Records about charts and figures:
▽

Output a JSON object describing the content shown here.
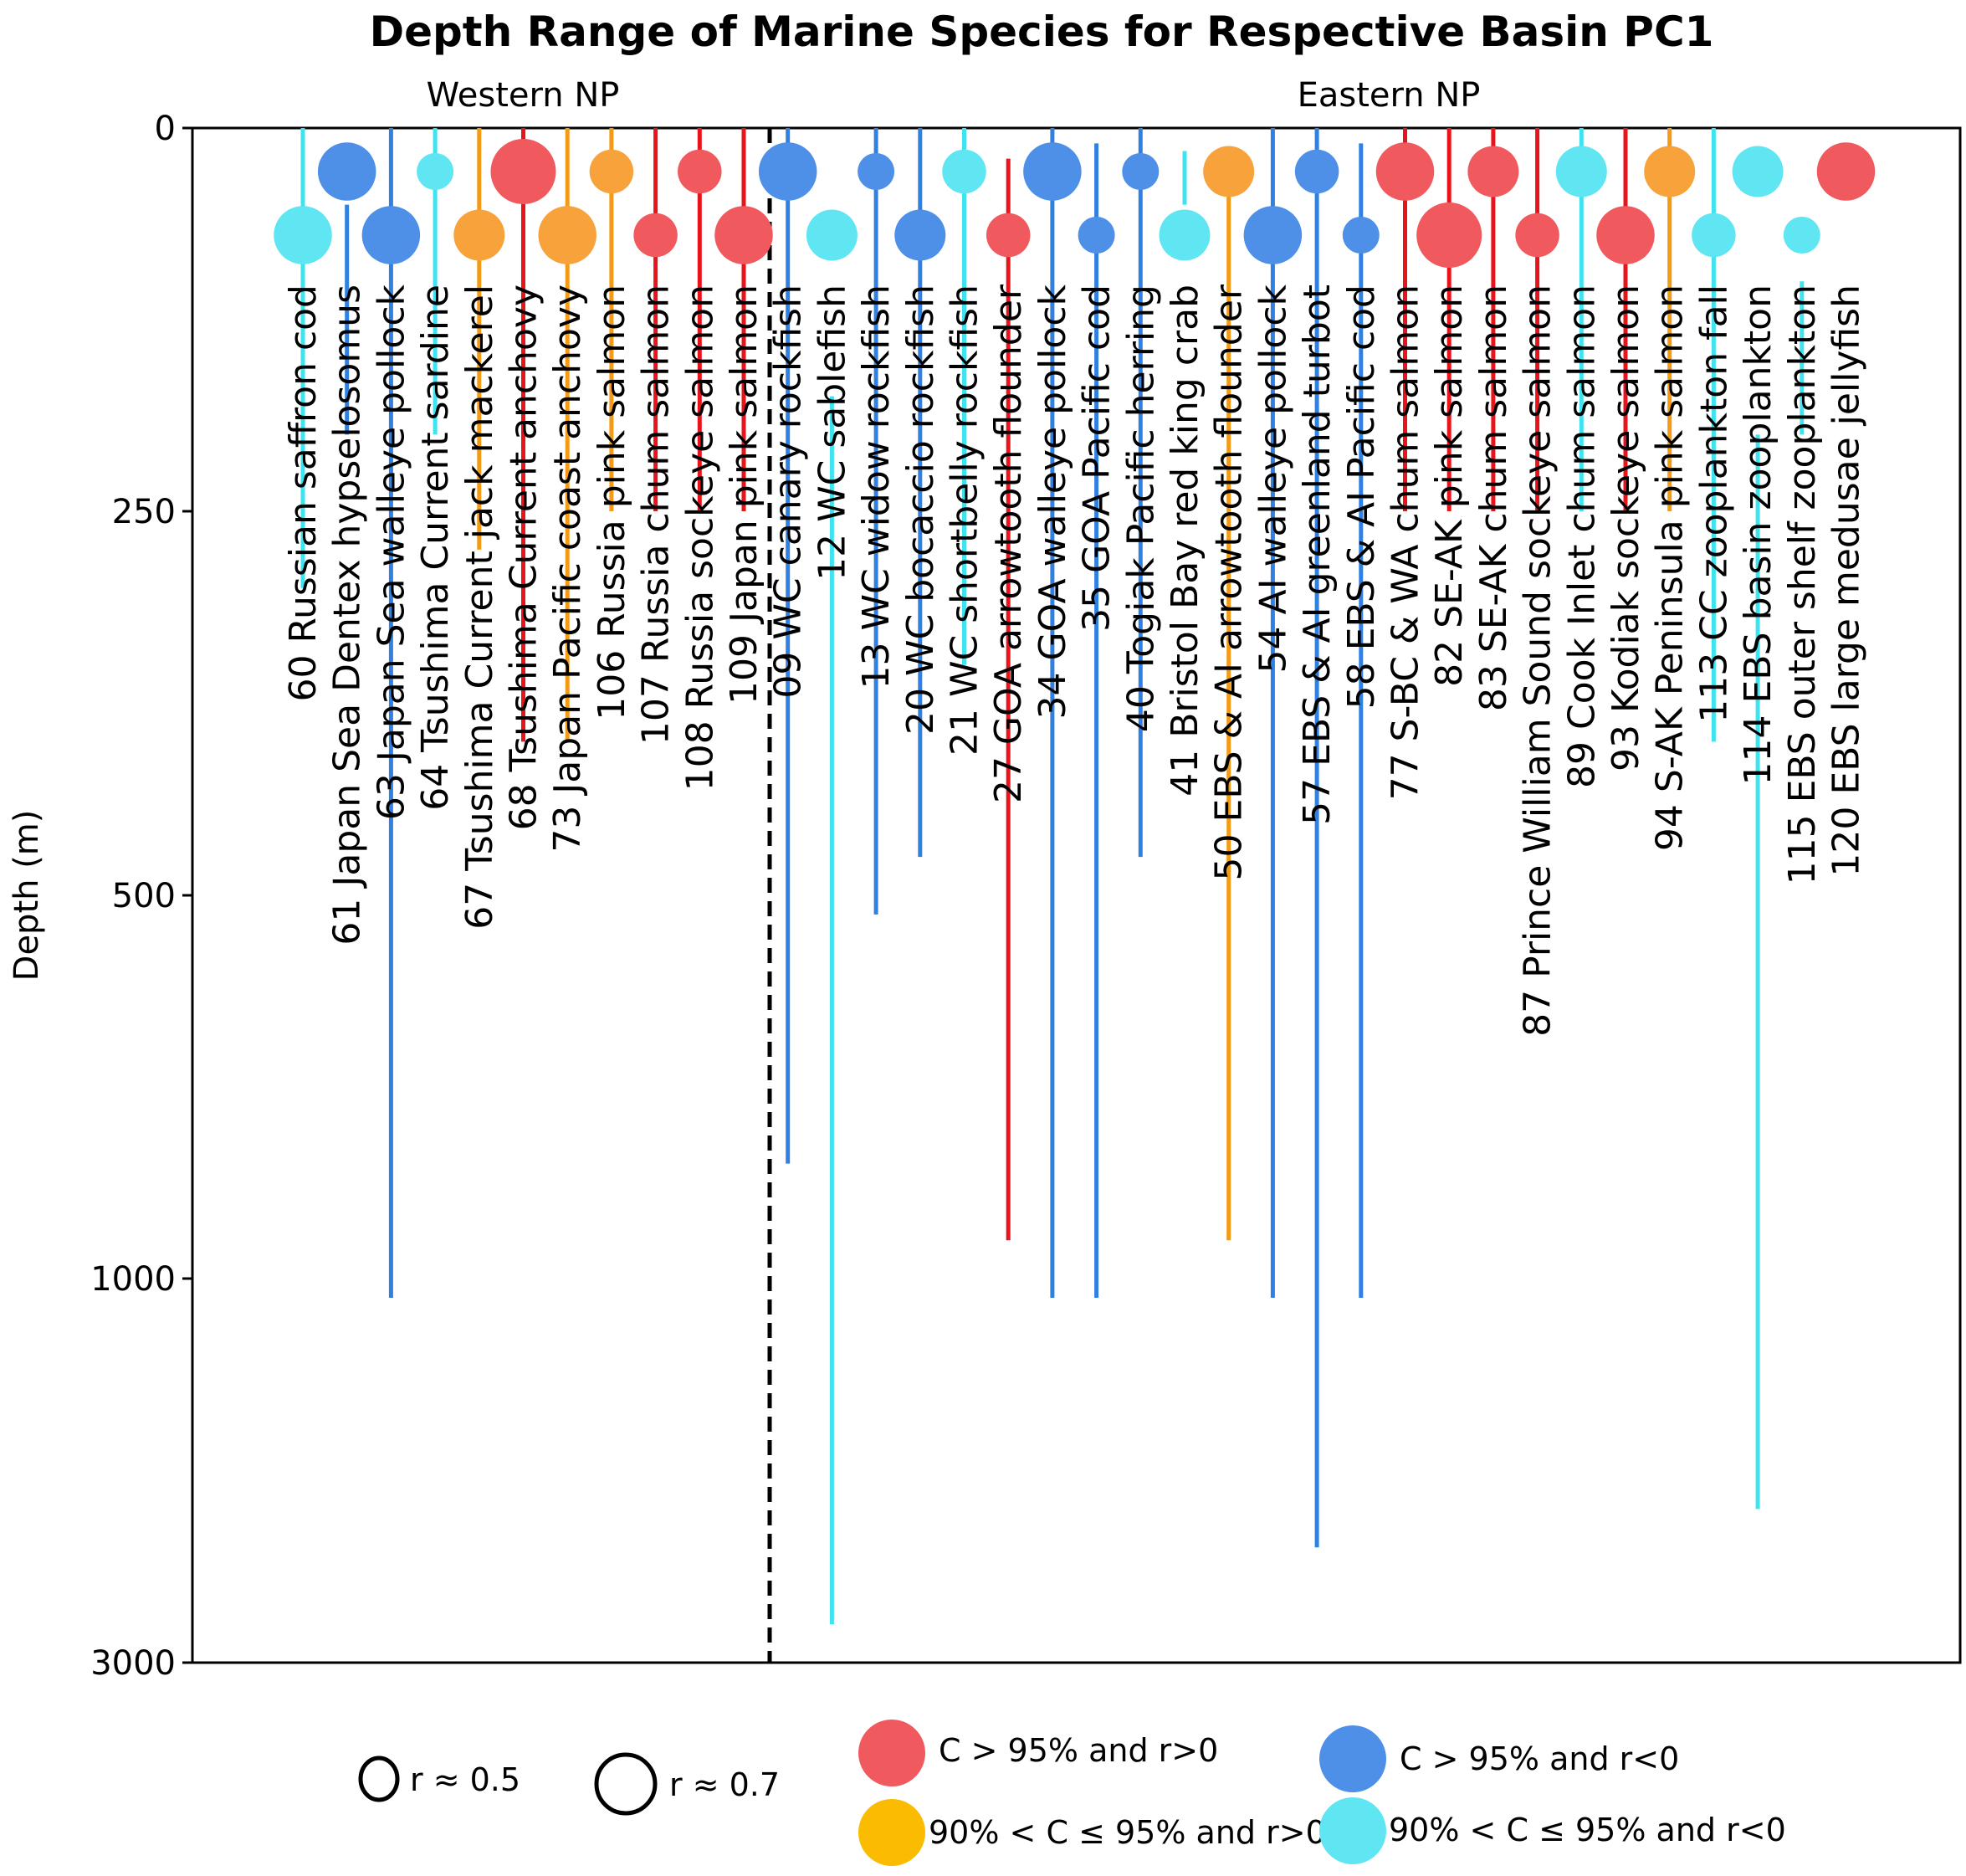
{
  "chart_data": {
    "type": "scatter",
    "title": "Depth Range of Marine Species for Respective Basin PC1",
    "ylabel": "Depth (m)",
    "y_ticks": [
      "0",
      "250",
      "500",
      "1000",
      "3000"
    ],
    "y_tick_values": [
      0,
      250,
      500,
      1000,
      3000
    ],
    "y_scale_note": "piecewise-linear depth axis",
    "regions": [
      {
        "name": "Western NP"
      },
      {
        "name": "Eastern NP"
      }
    ],
    "colors": {
      "red": "#f05a5e",
      "blue": "#4e8fe8",
      "orange": "#f7a23b",
      "cyan": "#5fe6f2"
    },
    "line_colors": {
      "red": "#e8141b",
      "blue": "#2f80e0",
      "orange": "#f39a17",
      "cyan": "#3fe3f0"
    },
    "species": [
      {
        "label": "60 Russian saffron cod",
        "region": "Western NP",
        "category": "cyan",
        "r": 0.65,
        "depth_min": 0,
        "depth_max": 300
      },
      {
        "label": "61 Japan Sea Dentex hypselosomus",
        "region": "Western NP",
        "category": "blue",
        "r": 0.65,
        "depth_min": 50,
        "depth_max": 200
      },
      {
        "label": "63 Japan Sea walleye pollock",
        "region": "Western NP",
        "category": "blue",
        "r": 0.65,
        "depth_min": 0,
        "depth_max": 1100
      },
      {
        "label": "64 Tsushima Current sardine",
        "region": "Western NP",
        "category": "cyan",
        "r": 0.5,
        "depth_min": 0,
        "depth_max": 200
      },
      {
        "label": "67 Tsushima Current jack mackerel",
        "region": "Western NP",
        "category": "orange",
        "r": 0.6,
        "depth_min": 0,
        "depth_max": 275
      },
      {
        "label": "68 Tsushima Current anchovy",
        "region": "Western NP",
        "category": "red",
        "r": 0.7,
        "depth_min": 0,
        "depth_max": 400
      },
      {
        "label": "73 Japan Pacific coast anchovy",
        "region": "Western NP",
        "category": "orange",
        "r": 0.65,
        "depth_min": 0,
        "depth_max": 400
      },
      {
        "label": "106 Russia pink salmon",
        "region": "Western NP",
        "category": "orange",
        "r": 0.55,
        "depth_min": 0,
        "depth_max": 250
      },
      {
        "label": "107 Russia chum salmon",
        "region": "Western NP",
        "category": "red",
        "r": 0.55,
        "depth_min": 0,
        "depth_max": 250
      },
      {
        "label": "108 Russia sockeye salmon",
        "region": "Western NP",
        "category": "red",
        "r": 0.55,
        "depth_min": 0,
        "depth_max": 250
      },
      {
        "label": "109 Japan pink salmon",
        "region": "Western NP",
        "category": "red",
        "r": 0.65,
        "depth_min": 0,
        "depth_max": 250
      },
      {
        "label": "09 WC canary rockfish",
        "region": "Eastern NP",
        "category": "blue",
        "r": 0.65,
        "depth_min": 0,
        "depth_max": 850
      },
      {
        "label": "12 WC sablefish",
        "region": "Eastern NP",
        "category": "cyan",
        "r": 0.6,
        "depth_min": 175,
        "depth_max": 2800
      },
      {
        "label": "13 WC widow rockfish",
        "region": "Eastern NP",
        "category": "blue",
        "r": 0.5,
        "depth_min": 0,
        "depth_max": 525
      },
      {
        "label": "20 WC bocaccio rockfish",
        "region": "Eastern NP",
        "category": "blue",
        "r": 0.6,
        "depth_min": 0,
        "depth_max": 475
      },
      {
        "label": "21 WC shortbelly rockfish",
        "region": "Eastern NP",
        "category": "cyan",
        "r": 0.55,
        "depth_min": 0,
        "depth_max": 350
      },
      {
        "label": "27 GOA arrowtooth flounder",
        "region": "Eastern NP",
        "category": "red",
        "r": 0.55,
        "depth_min": 20,
        "depth_max": 950
      },
      {
        "label": "34 GOA walleye pollock",
        "region": "Eastern NP",
        "category": "blue",
        "r": 0.65,
        "depth_min": 0,
        "depth_max": 1100
      },
      {
        "label": "35 GOA Pacific cod",
        "region": "Eastern NP",
        "category": "blue",
        "r": 0.5,
        "depth_min": 10,
        "depth_max": 1100
      },
      {
        "label": "40 Togiak Pacific herring",
        "region": "Eastern NP",
        "category": "blue",
        "r": 0.5,
        "depth_min": 0,
        "depth_max": 475
      },
      {
        "label": "41 Bristol Bay red king crab",
        "region": "Eastern NP",
        "category": "cyan",
        "r": 0.6,
        "depth_min": 15,
        "depth_max": 50
      },
      {
        "label": "50 EBS & AI arrowtooth flounder",
        "region": "Eastern NP",
        "category": "orange",
        "r": 0.6,
        "depth_min": 20,
        "depth_max": 950
      },
      {
        "label": "54 AI walleye pollock",
        "region": "Eastern NP",
        "category": "blue",
        "r": 0.65,
        "depth_min": 0,
        "depth_max": 1100
      },
      {
        "label": "57 EBS & AI greenland turbot",
        "region": "Eastern NP",
        "category": "blue",
        "r": 0.55,
        "depth_min": 0,
        "depth_max": 2400
      },
      {
        "label": "58 EBS & AI Pacific cod",
        "region": "Eastern NP",
        "category": "blue",
        "r": 0.5,
        "depth_min": 10,
        "depth_max": 1100
      },
      {
        "label": "77 S-BC & WA chum salmon",
        "region": "Eastern NP",
        "category": "red",
        "r": 0.65,
        "depth_min": 0,
        "depth_max": 250
      },
      {
        "label": "82 SE-AK pink salmon",
        "region": "Eastern NP",
        "category": "red",
        "r": 0.7,
        "depth_min": 0,
        "depth_max": 250
      },
      {
        "label": "83 SE-AK chum salmon",
        "region": "Eastern NP",
        "category": "red",
        "r": 0.6,
        "depth_min": 0,
        "depth_max": 250
      },
      {
        "label": "87 Prince William Sound sockeye salmon",
        "region": "Eastern NP",
        "category": "red",
        "r": 0.55,
        "depth_min": 0,
        "depth_max": 250
      },
      {
        "label": "89 Cook Inlet chum salmon",
        "region": "Eastern NP",
        "category": "cyan",
        "r": 0.6,
        "depth_min": 0,
        "depth_max": 250
      },
      {
        "label": "93 Kodiak sockeye salmon",
        "region": "Eastern NP",
        "category": "red",
        "r": 0.65,
        "depth_min": 0,
        "depth_max": 250
      },
      {
        "label": "94 S-AK Peninsula pink salmon",
        "region": "Eastern NP",
        "category": "orange",
        "r": 0.6,
        "depth_min": 0,
        "depth_max": 250
      },
      {
        "label": "113 CC zooplankton fall",
        "region": "Eastern NP",
        "category": "cyan",
        "r": 0.55,
        "depth_min": 0,
        "depth_max": 400
      },
      {
        "label": "114 EBS basin zooplankton",
        "region": "Eastern NP",
        "category": "cyan",
        "r": 0.6,
        "depth_min": 200,
        "depth_max": 2200
      },
      {
        "label": "115 EBS outer shelf zooplankton",
        "region": "Eastern NP",
        "category": "cyan",
        "r": 0.5,
        "depth_min": 100,
        "depth_max": 200
      },
      {
        "label": "120 EBS large medusae jellyfish",
        "region": "Eastern NP",
        "category": "red",
        "r": 0.65,
        "depth_min": 10,
        "depth_max": 40
      }
    ],
    "legend": {
      "size_labels": [
        "r ≈ 0.5",
        "r ≈ 0.7"
      ],
      "size_values": [
        0.5,
        0.7
      ],
      "color_labels": [
        {
          "category": "red",
          "text": "C > 95% and r>0"
        },
        {
          "category": "blue",
          "text": "C > 95% and r<0"
        },
        {
          "category": "orange",
          "text": "90% < C ≤ 95% and r>0"
        },
        {
          "category": "cyan",
          "text": "90% < C ≤ 95% and r<0"
        }
      ]
    }
  }
}
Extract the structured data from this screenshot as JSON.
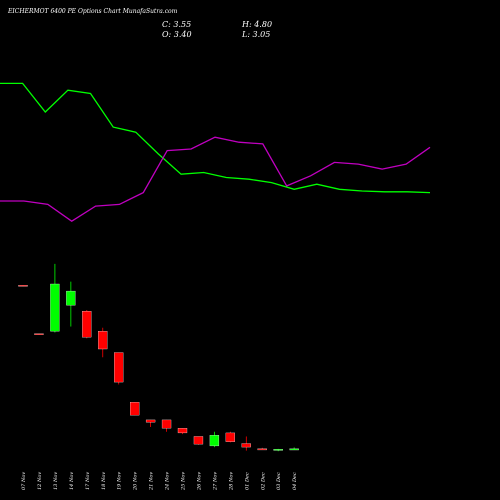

△

- _Exercise_
Write out again every line above exactly as given; the pictures do not belong in the copy.

- _Expected answer_
Output a JSON object describing the content shown here.
{
  "chart_data": {
    "type": "scatter",
    "title": "Depth Range of Marine Species for Respective Basin PC1",
    "ylabel": "Depth (m)",
    "y_ticks": [
      "0",
      "250",
      "500",
      "1000",
      "3000"
    ],
    "y_tick_values": [
      0,
      250,
      500,
      1000,
      3000
    ],
    "y_scale_note": "piecewise-linear depth axis",
    "regions": [
      {
        "name": "Western NP"
      },
      {
        "name": "Eastern NP"
      }
    ],
    "colors": {
      "red": "#f05a5e",
      "blue": "#4e8fe8",
      "orange": "#f7a23b",
      "cyan": "#5fe6f2"
    },
    "line_colors": {
      "red": "#e8141b",
      "blue": "#2f80e0",
      "orange": "#f39a17",
      "cyan": "#3fe3f0"
    },
    "species": [
      {
        "label": "60 Russian saffron cod",
        "region": "Western NP",
        "category": "cyan",
        "r": 0.65,
        "depth_min": 0,
        "depth_max": 300
      },
      {
        "label": "61 Japan Sea Dentex hypselosomus",
        "region": "Western NP",
        "category": "blue",
        "r": 0.65,
        "depth_min": 50,
        "depth_max": 200
      },
      {
        "label": "63 Japan Sea walleye pollock",
        "region": "Western NP",
        "category": "blue",
        "r": 0.65,
        "depth_min": 0,
        "depth_max": 1100
      },
      {
        "label": "64 Tsushima Current sardine",
        "region": "Western NP",
        "category": "cyan",
        "r": 0.5,
        "depth_min": 0,
        "depth_max": 200
      },
      {
        "label": "67 Tsushima Current jack mackerel",
        "region": "Western NP",
        "category": "orange",
        "r": 0.6,
        "depth_min": 0,
        "depth_max": 275
      },
      {
        "label": "68 Tsushima Current anchovy",
        "region": "Western NP",
        "category": "red",
        "r": 0.7,
        "depth_min": 0,
        "depth_max": 400
      },
      {
        "label": "73 Japan Pacific coast anchovy",
        "region": "Western NP",
        "category": "orange",
        "r": 0.65,
        "depth_min": 0,
        "depth_max": 400
      },
      {
        "label": "106 Russia pink salmon",
        "region": "Western NP",
        "category": "orange",
        "r": 0.55,
        "depth_min": 0,
        "depth_max": 250
      },
      {
        "label": "107 Russia chum salmon",
        "region": "Western NP",
        "category": "red",
        "r": 0.55,
        "depth_min": 0,
        "depth_max": 250
      },
      {
        "label": "108 Russia sockeye salmon",
        "region": "Western NP",
        "category": "red",
        "r": 0.55,
        "depth_min": 0,
        "depth_max": 250
      },
      {
        "label": "109 Japan pink salmon",
        "region": "Western NP",
        "category": "red",
        "r": 0.65,
        "depth_min": 0,
        "depth_max": 250
      },
      {
        "label": "09 WC canary rockfish",
        "region": "Eastern NP",
        "category": "blue",
        "r": 0.65,
        "depth_min": 0,
        "depth_max": 850
      },
      {
        "label": "12 WC sablefish",
        "region": "Eastern NP",
        "category": "cyan",
        "r": 0.6,
        "depth_min": 175,
        "depth_max": 2800
      },
      {
        "label": "13 WC widow rockfish",
        "region": "Eastern NP",
        "category": "blue",
        "r": 0.5,
        "depth_min": 0,
        "depth_max": 525
      },
      {
        "label": "20 WC bocaccio rockfish",
        "region": "Eastern NP",
        "category": "blue",
        "r": 0.6,
        "depth_min": 0,
        "depth_max": 475
      },
      {
        "label": "21 WC shortbelly rockfish",
        "region": "Eastern NP",
        "category": "cyan",
        "r": 0.55,
        "depth_min": 0,
        "depth_max": 350
      },
      {
        "label": "27 GOA arrowtooth flounder",
        "region": "Eastern NP",
        "category": "red",
        "r": 0.55,
        "depth_min": 20,
        "depth_max": 950
      },
      {
        "label": "34 GOA walleye pollock",
        "region": "Eastern NP",
        "category": "blue",
        "r": 0.65,
        "depth_min": 0,
        "depth_max": 1100
      },
      {
        "label": "35 GOA Pacific cod",
        "region": "Eastern NP",
        "category": "blue",
        "r": 0.5,
        "depth_min": 10,
        "depth_max": 1100
      },
      {
        "label": "40 Togiak Pacific herring",
        "region": "Eastern NP",
        "category": "blue",
        "r": 0.5,
        "depth_min": 0,
        "depth_max": 475
      },
      {
        "label": "41 Bristol Bay red king crab",
        "region": "Eastern NP",
        "category": "cyan",
        "r": 0.6,
        "depth_min": 15,
        "depth_max": 50
      },
      {
        "label": "50 EBS & AI arrowtooth flounder",
        "region": "Eastern NP",
        "category": "orange",
        "r": 0.6,
        "depth_min": 20,
        "depth_max": 950
      },
      {
        "label": "54 AI walleye pollock",
        "region": "Eastern NP",
        "category": "blue",
        "r": 0.65,
        "depth_min": 0,
        "depth_max": 1100
      },
      {
        "label": "57 EBS & AI greenland turbot",
        "region": "Eastern NP",
        "category": "blue",
        "r": 0.55,
        "depth_min": 0,
        "depth_max": 2400
      },
      {
        "label": "58 EBS & AI Pacific cod",
        "region": "Eastern NP",
        "category": "blue",
        "r": 0.5,
        "depth_min": 10,
        "depth_max": 1100
      },
      {
        "label": "77 S-BC & WA chum salmon",
        "region": "Eastern NP",
        "category": "red",
        "r": 0.65,
        "depth_min": 0,
        "depth_max": 250
      },
      {
        "label": "82 SE-AK pink salmon",
        "region": "Eastern NP",
        "category": "red",
        "r": 0.7,
        "depth_min": 0,
        "depth_max": 250
      },
      {
        "label": "83 SE-AK chum salmon",
        "region": "Eastern NP",
        "category": "red",
        "r": 0.6,
        "depth_min": 0,
        "depth_max": 250
      },
      {
        "label": "87 Prince William Sound sockeye salmon",
        "region": "Eastern NP",
        "category": "red",
        "r": 0.55,
        "depth_min": 0,
        "depth_max": 250
      },
      {
        "label": "89 Cook Inlet chum salmon",
        "region": "Eastern NP",
        "category": "cyan",
        "r": 0.6,
        "depth_min": 0,
        "depth_max": 250
      },
      {
        "label": "93 Kodiak sockeye salmon",
        "region": "Eastern NP",
        "category": "red",
        "r": 0.65,
        "depth_min": 0,
        "depth_max": 250
      },
      {
        "label": "94 S-AK Peninsula pink salmon",
        "region": "Eastern NP",
        "category": "orange",
        "r": 0.6,
        "depth_min": 0,
        "depth_max": 250
      },
      {
        "label": "113 CC zooplankton fall",
        "region": "Eastern NP",
        "category": "cyan",
        "r": 0.55,
        "depth_min": 0,
        "depth_max": 400
      },
      {
        "label": "114 EBS basin zooplankton",
        "region": "Eastern NP",
        "category": "cyan",
        "r": 0.6,
        "depth_min": 200,
        "depth_max": 2200
      },
      {
        "label": "115 EBS outer shelf zooplankton",
        "region": "Eastern NP",
        "category": "cyan",
        "r": 0.5,
        "depth_min": 100,
        "depth_max": 200
      },
      {
        "label": "120 EBS large medusae jellyfish",
        "region": "Eastern NP",
        "category": "red",
        "r": 0.65,
        "depth_min": 10,
        "depth_max": 40
      }
    ],
    "legend": {
      "size_labels": [
        "r ≈ 0.5",
        "r ≈ 0.7"
      ],
      "size_values": [
        0.5,
        0.7
      ],
      "color_labels": [
        {
          "category": "red",
          "text": "C > 95% and r>0"
        },
        {
          "category": "blue",
          "text": "C > 95% and r<0"
        },
        {
          "category": "orange",
          "text": "90% < C ≤ 95% and r>0"
        },
        {
          "category": "cyan",
          "text": "90% < C ≤ 95% and r<0"
        }
      ]
    }
  }
}
Extract the structured data from this screenshot as JSON.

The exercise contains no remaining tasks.